● Trecho da página
====
Atenção! Esse ano não vai ter Páscoa! | 1 Coríntios

6º Domingo após Epifania

13/02/2022

 

Amados irmãos, amadas irmãs:

“Esse ano não vai ter Páscoa!” Certamente, nos assustaríamos se ouvíssemos uma frase como essa, afinal de contas, nem sequer podemos imaginar como seria um ano sem a Páscoa. E claro, não estou falando aqui dos presentes, chocolates e ovos, mas do sentido verdadeiro da Páscoa que é a vitória de Jesus sobre a morte.

Por incrível que pareça, havia na Comunidade em Corinto pessoas que não queriam comemorar a Páscoa. Os irmãos de Corinto começaram a achar que a vida cristã já estaria completa e já seria suficiente apenas para este mundo. Talvez, eles até lembrariam da Sexta-feira da Paixão; porém, para eles, a Páscoa não seria algo a se comemorar. Para eles, seria muito improvável que Jesus tivesse de fato ressuscitado em corpo. Por isso, estavam se acostumando a manter a sua esperança apenas nas coisas deste mundo presente. Com a morte, tudo simplesmente terminaria. A comunidade de Corinto é uma comunidade que tem dificuldade em crer na esperança da Ressurreição.

Por isso, o apóstolo Paulo não menciona o assunto de modo passageiro. Em sua primeira carta aos Coríntios, encontramos um capítulo inteiro só sobre o tema da ressurreição. São 58 versículos abordando diretamente o assunto. Só nos versículos que nós ouvimos (v. 12-20), a palavra ressurreição ou suas derivações aparecem doze vezes; a palavra Cristo aparece nove vezes. Portanto, o tema que perpassa as palavras do apóstolo Paulo é a Ressurreição de Cristo.
====
● Linhas fornecidas
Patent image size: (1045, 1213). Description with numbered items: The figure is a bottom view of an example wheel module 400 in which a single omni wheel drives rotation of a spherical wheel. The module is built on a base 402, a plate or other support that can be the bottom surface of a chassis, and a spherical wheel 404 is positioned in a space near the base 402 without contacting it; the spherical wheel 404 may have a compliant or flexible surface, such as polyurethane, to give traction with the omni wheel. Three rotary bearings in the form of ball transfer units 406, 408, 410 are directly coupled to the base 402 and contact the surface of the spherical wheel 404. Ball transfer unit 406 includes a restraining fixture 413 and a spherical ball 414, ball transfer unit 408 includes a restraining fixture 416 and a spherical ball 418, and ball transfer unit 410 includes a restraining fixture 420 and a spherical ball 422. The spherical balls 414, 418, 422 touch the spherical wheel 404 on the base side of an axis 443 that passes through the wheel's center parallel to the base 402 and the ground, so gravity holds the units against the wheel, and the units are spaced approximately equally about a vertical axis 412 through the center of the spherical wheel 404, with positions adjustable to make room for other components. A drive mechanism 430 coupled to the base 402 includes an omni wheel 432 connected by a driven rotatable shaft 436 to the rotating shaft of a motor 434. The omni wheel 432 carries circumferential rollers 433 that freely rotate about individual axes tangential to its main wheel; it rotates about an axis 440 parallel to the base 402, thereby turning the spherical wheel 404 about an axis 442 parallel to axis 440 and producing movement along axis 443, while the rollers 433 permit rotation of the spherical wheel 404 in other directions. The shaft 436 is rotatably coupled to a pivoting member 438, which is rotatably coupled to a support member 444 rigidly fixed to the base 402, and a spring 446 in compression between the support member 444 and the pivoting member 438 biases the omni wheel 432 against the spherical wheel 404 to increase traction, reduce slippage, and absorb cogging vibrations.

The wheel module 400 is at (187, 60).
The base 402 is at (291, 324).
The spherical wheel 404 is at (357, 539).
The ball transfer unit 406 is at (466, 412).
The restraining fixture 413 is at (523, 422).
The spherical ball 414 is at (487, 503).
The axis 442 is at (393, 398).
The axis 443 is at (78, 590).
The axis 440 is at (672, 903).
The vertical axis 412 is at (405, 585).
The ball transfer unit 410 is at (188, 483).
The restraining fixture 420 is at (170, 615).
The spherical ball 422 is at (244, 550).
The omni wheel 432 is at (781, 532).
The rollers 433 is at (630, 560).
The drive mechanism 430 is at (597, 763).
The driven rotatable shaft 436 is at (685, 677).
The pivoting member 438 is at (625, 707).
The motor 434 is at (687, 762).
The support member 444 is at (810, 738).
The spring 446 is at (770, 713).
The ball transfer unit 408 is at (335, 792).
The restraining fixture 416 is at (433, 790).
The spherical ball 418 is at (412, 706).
====
● Tarefas e exercícios
1: Como você resumiria a pregação sobre a ressurreição em duas frases?
2: As afirmações abaixo concordam com a pregação sobre a ressurreição? Responda sim ou não a cada uma, citando as palavras decisivas da pregação.
(a) Nos versículos 12 a 20, a palavra Cristo aparece doze vezes.
(b) O capítulo sobre a ressurreição tem 58 versículos.
(c) Para os irmãos de Corinto, tudo terminaria com a morte.
3: Como seguiria a pregação sobre a ressurreição? Escreva a continuação a partir da última frase.
As linhas não têm papel algum nesta parte.

● As respostas
1: A pregação lembra que o sentido verdadeiro da Páscoa é a vitória de Jesus sobre a morte, mas que em Corinto havia pessoas que não queriam comemorá-la por acharem muito improvável que Jesus tivesse de fato ressuscitado em corpo. Por isso, Paulo dedica à ressurreição um capítulo inteiro de sua primeira carta aos Coríntios, e a Ressurreição de Cristo é o tema que perpassa suas palavras.

2:
(a) Não: "a palavra Cristo aparece nove vezes".
(b) Sim: "São 58 versículos abordando diretamente o assunto."
(c) Sim: "Com a morte, tudo simplesmente terminaria."

3:
Não apenas naquela época as pessoas estavam desacostumadas a crer na ressurreição. Talvez, ainda hoje há quem acredite que a esperança cristã só é esperança para esse mundo, negando qualquer além que possa vir após a nossa morte. Em um mundo em que a razão quer medir todas as coisas, pedem-se provas, argumentos. Na verdade, a própria Palavra nos traz provas da ressurreição. Paulo nos diz em 1 Coríntios 15.6 que o Jesus Cristo ressuscitado foi visto por mais de quinhentas pessoas de uma só vez. Não foi apenas uma dúzia de pessoas, mas quinhentas testemunhas oculares.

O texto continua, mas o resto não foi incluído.